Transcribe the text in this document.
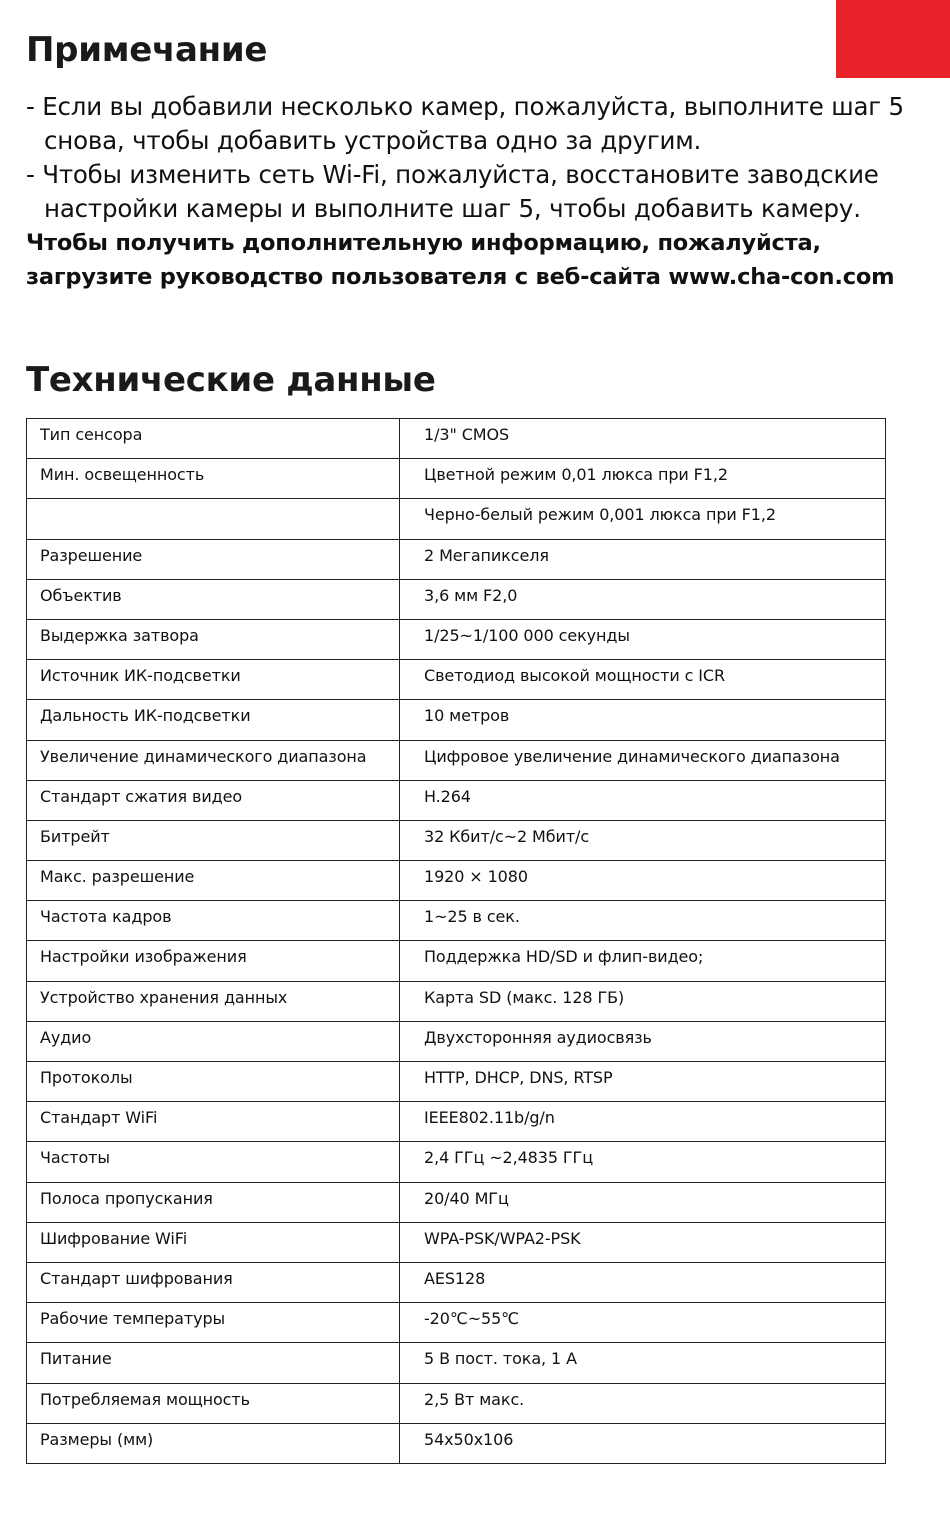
Примечание
- Если вы добавили несколько камер, пожалуйста, выполните шаг 5 снова, чтобы добавить устройства одно за другим.
- Чтобы изменить сеть Wi-Fi, пожалуйста, восстановите заводские настройки камеры и выполните шаг 5, чтобы добавить камеру.
Чтобы получить дополнительную информацию, пожалуйста, загрузите руководство пользователя с веб-сайта www.cha-con.com
Технические данные
Тип сенсора	1/3" CMOS
Мин. освещенность	Цветной режим 0,01 люкса при F1,2
	Черно-белый режим 0,001 люкса при F1,2
Разрешение	2 Мегапикселя
Объектив	3,6 мм F2,0
Выдержка затвора	1/25~1/100 000 секунды
Источник ИК-подсветки	Светодиод высокой мощности с ICR
Дальность ИК-подсветки	10 метров
Увеличение динамического диапазона	Цифровое увеличение динамического диапазона
Стандарт сжатия видео	H.264
Битрейт	32 Кбит/с~2 Мбит/с
Макс. разрешение	1920 × 1080
Частота кадров	1~25 в сек.
Настройки изображения	Поддержка HD/SD и флип-видео;
Устройство хранения данных	Карта SD (макс. 128 ГБ)
Аудио	Двухсторонняя аудиосвязь
Протоколы	HTTP, DHCP, DNS, RTSP
Стандарт WiFi	IEEE802.11b/g/n
Частоты	2,4 ГГц ~2,4835 ГГц
Полоса пропускания	20/40 МГц
Шифрование WiFi	WPA-PSK/WPA2-PSK
Стандарт шифрования	AES128
Рабочие температуры	-20℃~55℃
Питание	5 В пост. тока, 1 А
Потребляемая мощность	2,5 Вт макс.
Размеры (мм)	54x50x106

· · ·

AIM :: Quote the data exactly, leaving every image out of the copy.

OUTPUT OF THE TASK ::
Transcribe the text in this document.
Примечание
- Если вы добавили несколько камер, пожалуйста, выполните шаг 5 снова, чтобы добавить устройства одно за другим.
- Чтобы изменить сеть Wi-Fi, пожалуйста, восстановите заводские настройки камеры и выполните шаг 5, чтобы добавить камеру.
Чтобы получить дополнительную информацию, пожалуйста, загрузите руководство пользователя с веб-сайта www.cha-con.com
Технические данные
Тип сенсора	1/3" CMOS
Мин. освещенность	Цветной режим 0,01 люкса при F1,2
	Черно-белый режим 0,001 люкса при F1,2
Разрешение	2 Мегапикселя
Объектив	3,6 мм F2,0
Выдержка затвора	1/25~1/100 000 секунды
Источник ИК-подсветки	Светодиод высокой мощности с ICR
Дальность ИК-подсветки	10 метров
Увеличение динамического диапазона	Цифровое увеличение динамического диапазона
Стандарт сжатия видео	H.264
Битрейт	32 Кбит/с~2 Мбит/с
Макс. разрешение	1920 × 1080
Частота кадров	1~25 в сек.
Настройки изображения	Поддержка HD/SD и флип-видео;
Устройство хранения данных	Карта SD (макс. 128 ГБ)
Аудио	Двухсторонняя аудиосвязь
Протоколы	HTTP, DHCP, DNS, RTSP
Стандарт WiFi	IEEE802.11b/g/n
Частоты	2,4 ГГц ~2,4835 ГГц
Полоса пропускания	20/40 МГц
Шифрование WiFi	WPA-PSK/WPA2-PSK
Стандарт шифрования	AES128
Рабочие температуры	-20℃~55℃
Питание	5 В пост. тока, 1 А
Потребляемая мощность	2,5 Вт макс.
Размеры (мм)	54x50x106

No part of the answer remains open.